==== Supplied passage ====

Brilliance and Fire: A Biography of Diamonds

Image of Brilliance and Fire: A Biography of Diamonds
Author(s): 
Release Date: 
June 6, 2016
Publisher/Imprint: 
Harper Collins
Pages: 
400
Reviewed by: 

This exhaustively and comprehensively researched book becomes more like a story rather than a lesson in the history of diamonds.”

Rachelle Bergstein is a writer and editor whose first book, Women from the Ankle Down: The Story of Shoes and How They Define Us.  

Reading Brilliance and Fire was eye opening on multiple levels of enjoyment and acquired knowledge.

Brilliance and Fire turns out to be a most engaging story that focuses on diamonds, and yet the book provides a wealth of knowledge and information on so many other aspects of that particular gemstone. Expository writing can turn dry and pedantic with not much effort, but it is the skilled author that engages the reader and absorbs her into the subject matter.

The appeal of the book is as prismatic as a brilliant cut diamond. There is history of not only diamonds but of society as well geography, big business, and biographies of those who you may not have even known existed. To say that Bergstein has exposed the powers of spin and that of big business and how it affects us in our everyday lives is just a subtext to the main topic. The reader views the content as a spider’s web where the center is a diamond and from that point everything emanates to become everything you ever wanted to know about diamonds.

==== Material supplied ====

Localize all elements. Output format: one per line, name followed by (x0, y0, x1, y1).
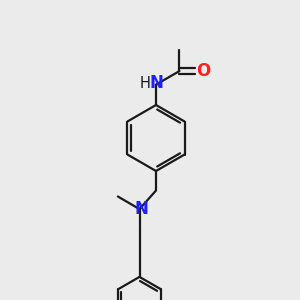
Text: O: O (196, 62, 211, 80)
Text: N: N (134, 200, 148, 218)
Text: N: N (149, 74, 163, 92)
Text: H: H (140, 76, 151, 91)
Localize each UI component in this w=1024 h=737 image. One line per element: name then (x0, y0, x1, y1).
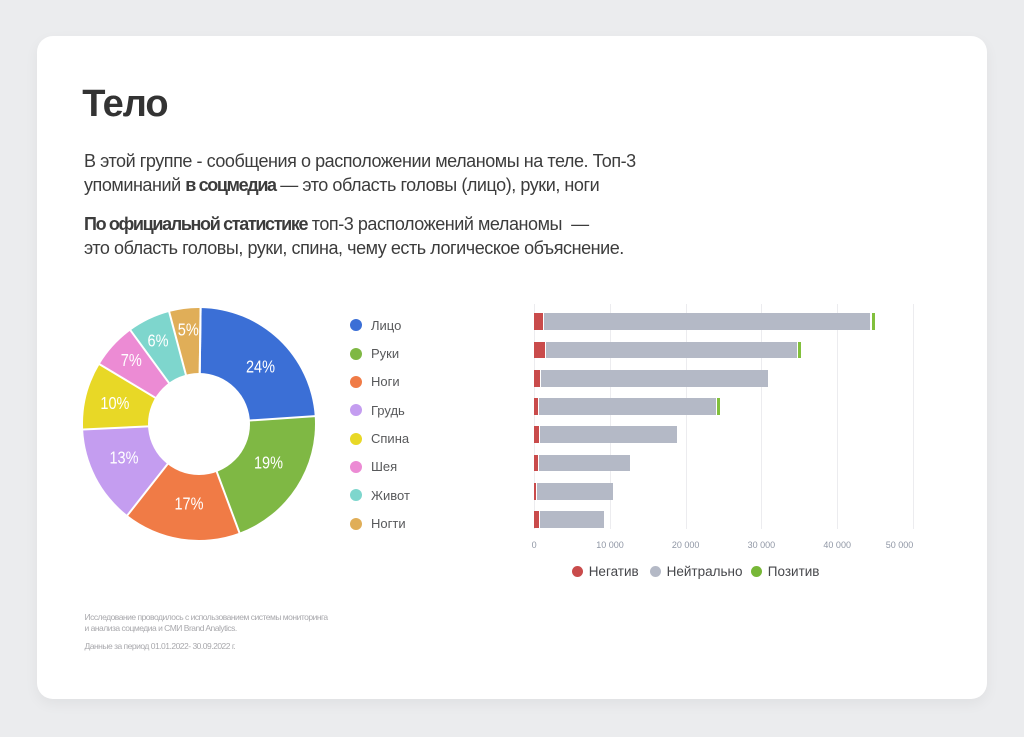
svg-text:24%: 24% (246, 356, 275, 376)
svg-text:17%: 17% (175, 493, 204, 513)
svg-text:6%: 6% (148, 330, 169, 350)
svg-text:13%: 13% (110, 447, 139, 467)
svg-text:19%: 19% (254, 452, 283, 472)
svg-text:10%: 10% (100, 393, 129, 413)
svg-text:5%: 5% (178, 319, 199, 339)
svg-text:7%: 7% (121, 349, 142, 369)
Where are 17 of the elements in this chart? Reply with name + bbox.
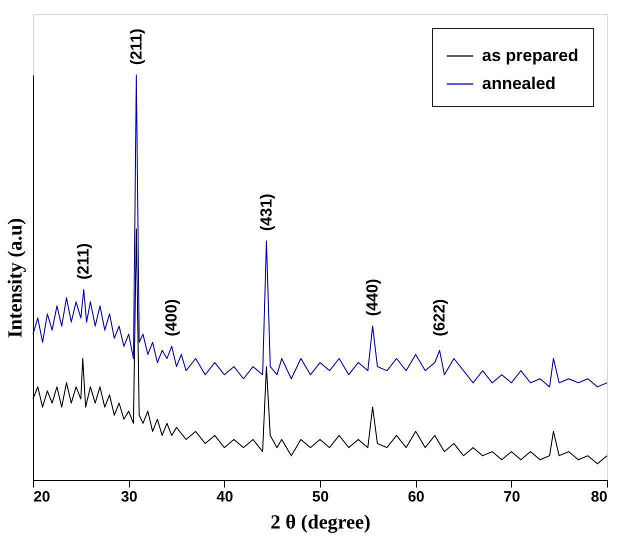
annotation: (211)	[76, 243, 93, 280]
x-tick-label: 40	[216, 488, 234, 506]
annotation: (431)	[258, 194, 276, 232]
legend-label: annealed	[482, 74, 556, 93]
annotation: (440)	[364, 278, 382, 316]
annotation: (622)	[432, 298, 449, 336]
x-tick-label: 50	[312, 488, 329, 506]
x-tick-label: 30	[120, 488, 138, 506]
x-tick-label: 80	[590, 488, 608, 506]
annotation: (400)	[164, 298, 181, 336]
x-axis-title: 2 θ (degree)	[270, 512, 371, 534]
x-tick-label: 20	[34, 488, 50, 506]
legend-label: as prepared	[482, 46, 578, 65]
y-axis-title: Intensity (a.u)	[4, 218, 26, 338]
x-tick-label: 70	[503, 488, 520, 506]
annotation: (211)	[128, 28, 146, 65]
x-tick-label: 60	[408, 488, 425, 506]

====
==== Material supplied ====

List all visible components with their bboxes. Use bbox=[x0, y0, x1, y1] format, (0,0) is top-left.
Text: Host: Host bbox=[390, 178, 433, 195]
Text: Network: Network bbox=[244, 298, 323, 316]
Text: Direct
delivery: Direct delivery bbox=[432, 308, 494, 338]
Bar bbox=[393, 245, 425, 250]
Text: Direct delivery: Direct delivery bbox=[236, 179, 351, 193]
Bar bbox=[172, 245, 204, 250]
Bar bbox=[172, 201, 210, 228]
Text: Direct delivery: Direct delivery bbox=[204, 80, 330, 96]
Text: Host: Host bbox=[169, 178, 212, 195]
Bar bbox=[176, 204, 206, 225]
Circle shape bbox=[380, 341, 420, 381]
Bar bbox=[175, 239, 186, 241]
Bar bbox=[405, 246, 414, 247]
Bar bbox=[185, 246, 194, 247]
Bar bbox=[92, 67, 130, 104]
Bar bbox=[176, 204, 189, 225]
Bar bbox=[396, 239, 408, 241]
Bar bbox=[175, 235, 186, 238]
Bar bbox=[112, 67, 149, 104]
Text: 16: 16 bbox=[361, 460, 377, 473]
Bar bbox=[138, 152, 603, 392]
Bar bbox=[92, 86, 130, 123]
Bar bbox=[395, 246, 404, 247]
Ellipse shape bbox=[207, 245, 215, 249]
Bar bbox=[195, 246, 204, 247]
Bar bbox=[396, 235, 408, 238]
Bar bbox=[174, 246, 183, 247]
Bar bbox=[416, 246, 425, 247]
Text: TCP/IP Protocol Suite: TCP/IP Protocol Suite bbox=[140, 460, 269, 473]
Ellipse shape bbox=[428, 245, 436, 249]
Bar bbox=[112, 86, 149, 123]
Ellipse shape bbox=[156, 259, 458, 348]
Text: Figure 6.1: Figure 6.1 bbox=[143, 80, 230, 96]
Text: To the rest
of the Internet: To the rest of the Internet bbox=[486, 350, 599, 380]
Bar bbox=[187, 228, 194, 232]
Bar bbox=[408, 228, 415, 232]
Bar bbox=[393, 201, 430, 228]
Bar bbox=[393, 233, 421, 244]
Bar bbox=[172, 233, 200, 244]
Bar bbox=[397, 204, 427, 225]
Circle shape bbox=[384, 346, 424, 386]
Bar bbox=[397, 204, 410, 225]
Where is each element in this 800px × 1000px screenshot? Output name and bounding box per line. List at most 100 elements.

====
==== Material supplied ====

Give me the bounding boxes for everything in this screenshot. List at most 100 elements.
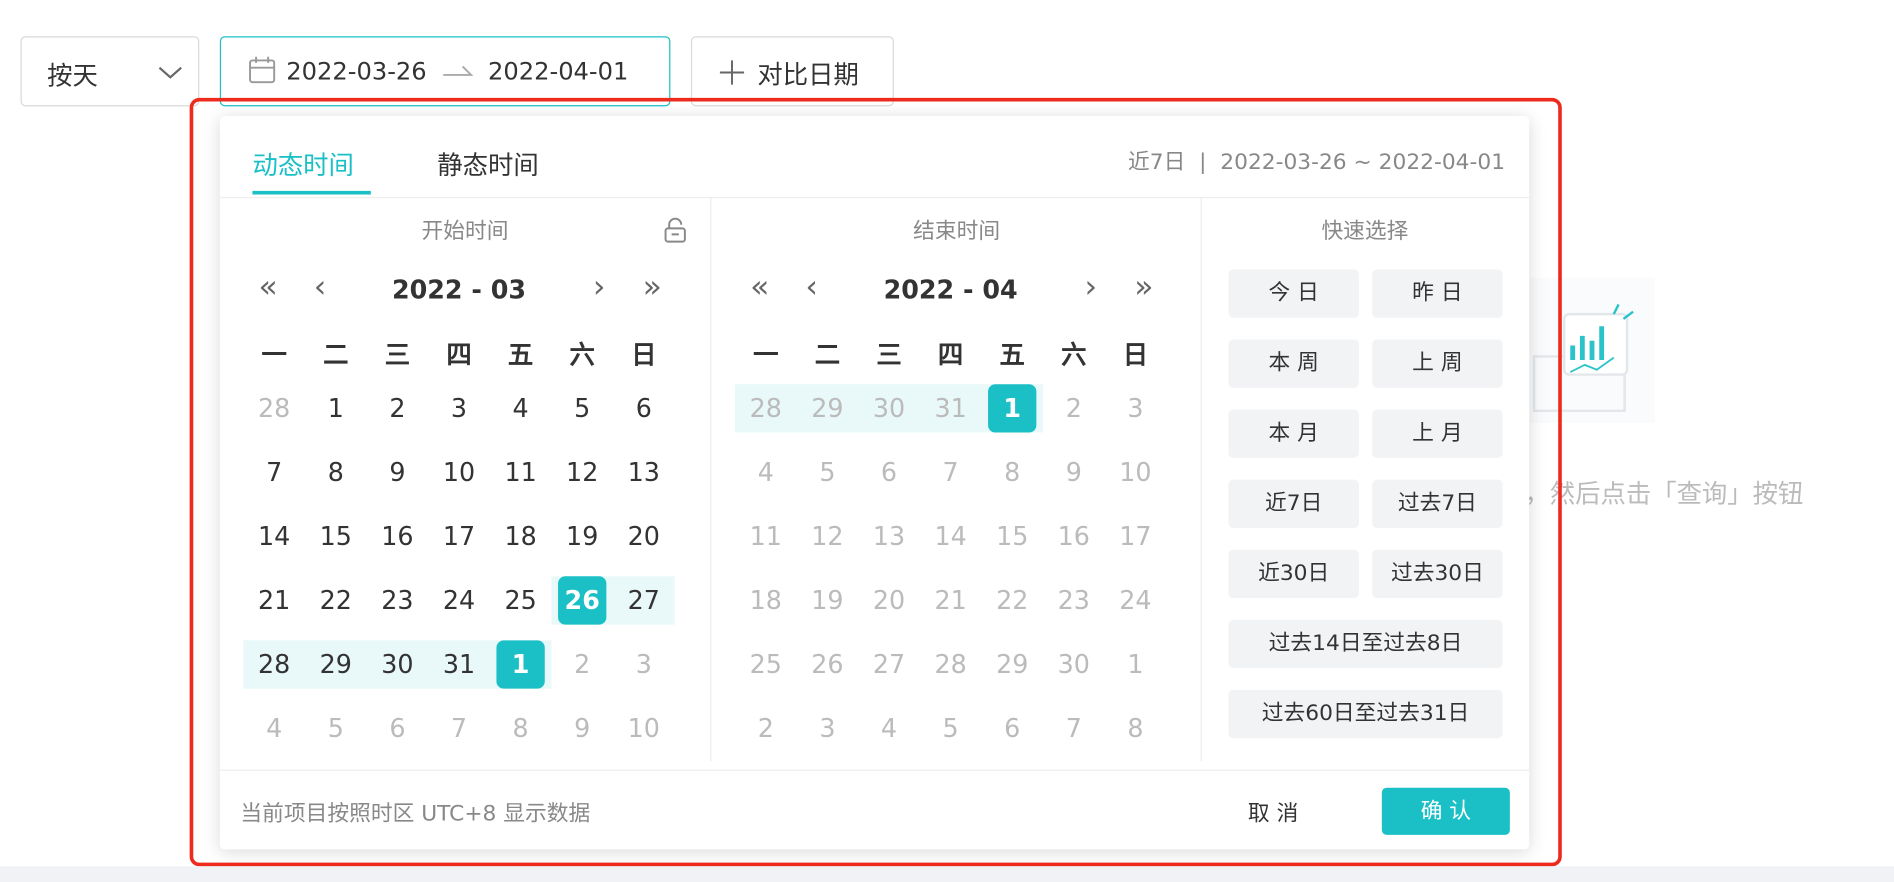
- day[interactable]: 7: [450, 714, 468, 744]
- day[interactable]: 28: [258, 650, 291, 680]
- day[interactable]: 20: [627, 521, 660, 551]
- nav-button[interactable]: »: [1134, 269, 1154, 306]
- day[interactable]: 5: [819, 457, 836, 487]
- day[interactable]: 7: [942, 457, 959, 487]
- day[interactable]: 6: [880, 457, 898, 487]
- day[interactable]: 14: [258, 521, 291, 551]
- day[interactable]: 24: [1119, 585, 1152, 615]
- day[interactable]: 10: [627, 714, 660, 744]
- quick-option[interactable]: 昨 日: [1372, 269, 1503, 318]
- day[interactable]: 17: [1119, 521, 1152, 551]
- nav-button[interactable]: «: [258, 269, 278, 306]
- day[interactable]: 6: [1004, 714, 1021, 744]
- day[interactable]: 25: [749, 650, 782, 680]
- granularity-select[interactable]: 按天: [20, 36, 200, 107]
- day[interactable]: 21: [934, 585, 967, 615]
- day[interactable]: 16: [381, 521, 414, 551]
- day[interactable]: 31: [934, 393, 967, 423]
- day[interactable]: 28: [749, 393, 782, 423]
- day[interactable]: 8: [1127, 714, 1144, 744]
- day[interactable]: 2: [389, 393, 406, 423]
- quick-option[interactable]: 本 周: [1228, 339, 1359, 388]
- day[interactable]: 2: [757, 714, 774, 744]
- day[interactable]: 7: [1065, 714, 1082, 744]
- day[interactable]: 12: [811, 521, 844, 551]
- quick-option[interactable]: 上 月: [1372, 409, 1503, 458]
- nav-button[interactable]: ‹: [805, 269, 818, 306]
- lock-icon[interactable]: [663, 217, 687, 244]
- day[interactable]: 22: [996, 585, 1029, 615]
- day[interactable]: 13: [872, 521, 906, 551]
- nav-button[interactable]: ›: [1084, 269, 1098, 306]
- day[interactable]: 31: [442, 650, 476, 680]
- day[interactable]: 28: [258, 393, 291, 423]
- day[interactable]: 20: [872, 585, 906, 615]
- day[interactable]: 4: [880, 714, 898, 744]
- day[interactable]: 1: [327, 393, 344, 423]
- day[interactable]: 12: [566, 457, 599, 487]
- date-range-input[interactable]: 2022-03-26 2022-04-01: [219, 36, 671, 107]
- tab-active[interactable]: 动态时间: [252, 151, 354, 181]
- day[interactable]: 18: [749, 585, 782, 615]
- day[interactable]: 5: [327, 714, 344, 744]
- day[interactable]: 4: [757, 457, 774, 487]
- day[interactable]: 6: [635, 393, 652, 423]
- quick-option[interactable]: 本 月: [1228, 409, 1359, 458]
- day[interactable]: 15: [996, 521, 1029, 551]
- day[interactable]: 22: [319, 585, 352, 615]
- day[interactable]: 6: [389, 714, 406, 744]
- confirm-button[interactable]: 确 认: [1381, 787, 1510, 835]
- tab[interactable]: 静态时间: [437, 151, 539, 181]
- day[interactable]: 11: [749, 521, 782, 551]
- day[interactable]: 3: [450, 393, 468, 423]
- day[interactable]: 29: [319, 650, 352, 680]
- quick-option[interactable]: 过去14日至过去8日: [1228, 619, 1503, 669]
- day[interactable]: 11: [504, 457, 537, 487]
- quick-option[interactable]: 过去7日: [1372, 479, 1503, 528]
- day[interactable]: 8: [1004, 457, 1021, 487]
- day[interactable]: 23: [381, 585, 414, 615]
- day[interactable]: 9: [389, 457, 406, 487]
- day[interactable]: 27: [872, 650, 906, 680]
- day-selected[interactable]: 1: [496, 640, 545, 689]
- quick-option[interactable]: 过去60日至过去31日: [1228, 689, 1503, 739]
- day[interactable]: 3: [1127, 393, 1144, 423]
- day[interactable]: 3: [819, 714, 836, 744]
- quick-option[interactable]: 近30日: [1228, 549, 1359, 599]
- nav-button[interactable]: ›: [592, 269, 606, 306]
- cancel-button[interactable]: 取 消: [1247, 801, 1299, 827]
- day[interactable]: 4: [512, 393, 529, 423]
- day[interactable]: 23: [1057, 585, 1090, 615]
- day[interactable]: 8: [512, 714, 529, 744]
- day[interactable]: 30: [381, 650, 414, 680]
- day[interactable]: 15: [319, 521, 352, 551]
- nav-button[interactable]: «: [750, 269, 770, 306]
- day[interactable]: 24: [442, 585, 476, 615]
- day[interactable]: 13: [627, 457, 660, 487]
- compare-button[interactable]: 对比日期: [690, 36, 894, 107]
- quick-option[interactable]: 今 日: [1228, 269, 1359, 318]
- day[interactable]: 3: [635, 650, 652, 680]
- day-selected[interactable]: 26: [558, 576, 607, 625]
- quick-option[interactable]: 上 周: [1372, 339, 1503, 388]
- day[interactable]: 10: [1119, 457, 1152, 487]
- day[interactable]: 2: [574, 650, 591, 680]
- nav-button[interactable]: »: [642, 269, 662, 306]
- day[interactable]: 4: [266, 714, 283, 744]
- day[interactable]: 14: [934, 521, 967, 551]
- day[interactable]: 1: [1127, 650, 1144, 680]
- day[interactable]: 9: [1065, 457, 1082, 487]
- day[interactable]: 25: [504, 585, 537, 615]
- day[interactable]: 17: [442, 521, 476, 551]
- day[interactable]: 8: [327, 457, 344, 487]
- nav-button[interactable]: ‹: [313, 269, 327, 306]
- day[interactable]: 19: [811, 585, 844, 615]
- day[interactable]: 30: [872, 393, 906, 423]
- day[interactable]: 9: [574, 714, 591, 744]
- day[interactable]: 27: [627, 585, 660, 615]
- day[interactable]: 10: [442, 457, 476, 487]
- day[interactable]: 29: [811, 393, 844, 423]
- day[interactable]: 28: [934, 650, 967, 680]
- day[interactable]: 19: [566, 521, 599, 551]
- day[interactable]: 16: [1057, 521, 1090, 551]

====

= To do =
**a)** In the diamond book review, what page count is given for the book?
**b)** List every field label in the diamond book review's listing header that ends with a colon.
**c)** Render this sentence from the diamond book review in Spanish: "The appeal of the book is as prismatic as a brilliant cut diamond."

= Expected responses =
**a)** 400

**b)** Author(s), Release Date, Publisher/Imprint, Pages, Reviewed by

**c)** El atractivo del libro es tan prismático como un diamante de talla brillante.